[OBJECTIVE] Rewrite the text of each row below as a numbered list, one entry per line, with blank lines left out. Leave the pictures out of your answer.

____ GIVEN RECORDS

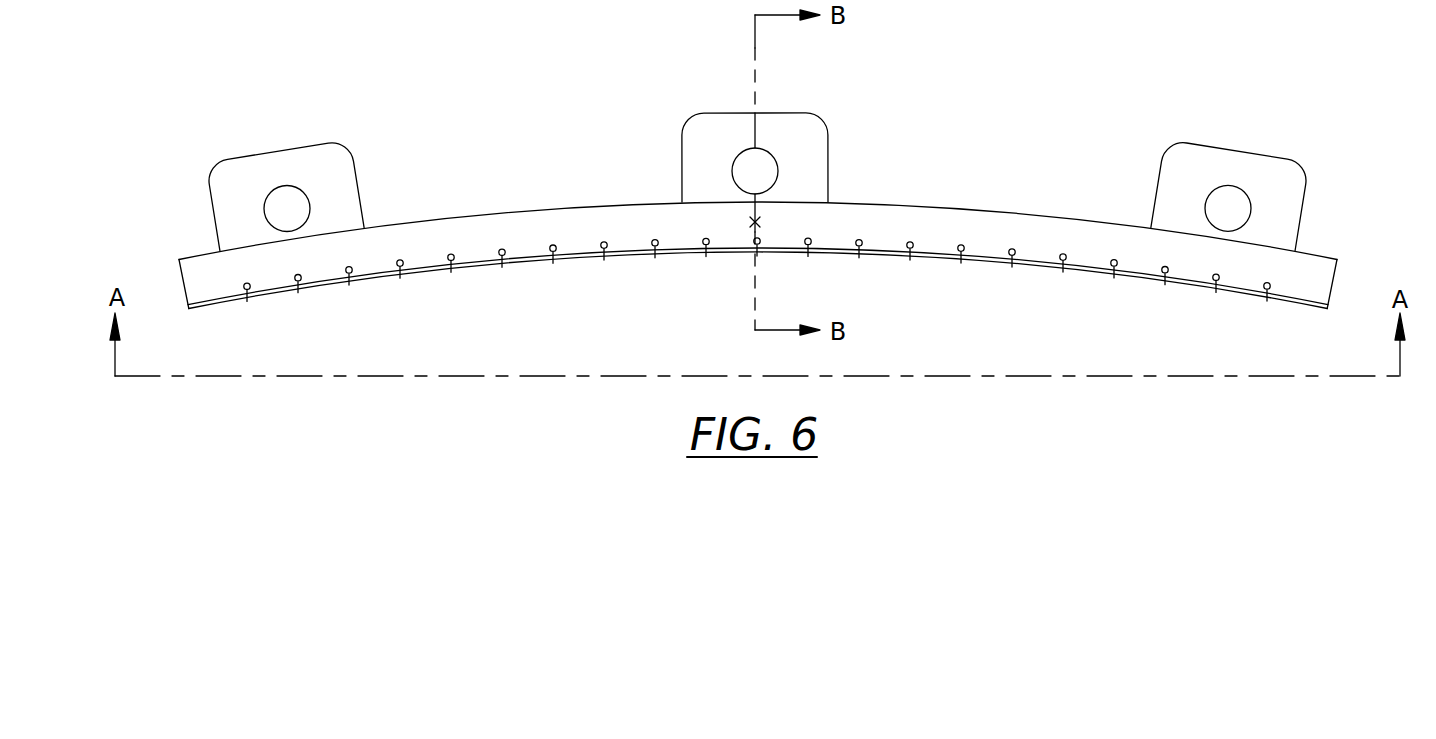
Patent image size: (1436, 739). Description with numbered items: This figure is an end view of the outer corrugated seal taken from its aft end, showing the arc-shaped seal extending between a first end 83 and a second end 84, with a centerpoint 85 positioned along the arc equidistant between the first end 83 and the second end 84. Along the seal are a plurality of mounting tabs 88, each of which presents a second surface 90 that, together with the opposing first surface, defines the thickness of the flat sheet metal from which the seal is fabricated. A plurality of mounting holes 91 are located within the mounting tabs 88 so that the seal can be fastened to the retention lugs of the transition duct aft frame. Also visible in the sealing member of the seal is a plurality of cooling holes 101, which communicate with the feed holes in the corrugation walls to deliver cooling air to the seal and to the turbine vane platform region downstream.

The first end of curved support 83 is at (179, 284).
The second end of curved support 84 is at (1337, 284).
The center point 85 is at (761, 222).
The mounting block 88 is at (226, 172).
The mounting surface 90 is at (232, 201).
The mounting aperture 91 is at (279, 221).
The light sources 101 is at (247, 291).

________

[RESPONSE FOR THIS EXERCISE]
1. Patent image size: (1436, 739). Description with numbered items: This figure is an end view of the outer corrugated seal taken from its aft end, showing the arc-shaped seal extending between a first end 83 and a second end 84, with a centerpoint 85 positioned along the arc equidistant between the first end 83 and the second end 84. Along the seal are a plurality of mounting tabs 88, each of which presents a second surface 90 that, together with the opposing first surface, defines the thickness of the flat sheet metal from which the seal is fabricated. A plurality of mounting holes 91 are located within the mounting tabs 88 so that the seal can be fastened to the retention lugs of the transition duct aft frame. Also visible in the sealing member of the seal is a plurality of cooling holes 101, which communicate with the feed holes in the corrugation walls to deliver cooling air to the seal and to the turbine vane platform region downstream.
2. The first end of curved support 83 is at (179, 284).
3. The second end of curved support 84 is at (1337, 284).
4. The center point 85 is at (761, 222).
5. The mounting block 88 is at (226, 172).
6. The mounting surface 90 is at (232, 201).
7. The mounting aperture 91 is at (279, 221).
8. The light sources 101 is at (247, 291).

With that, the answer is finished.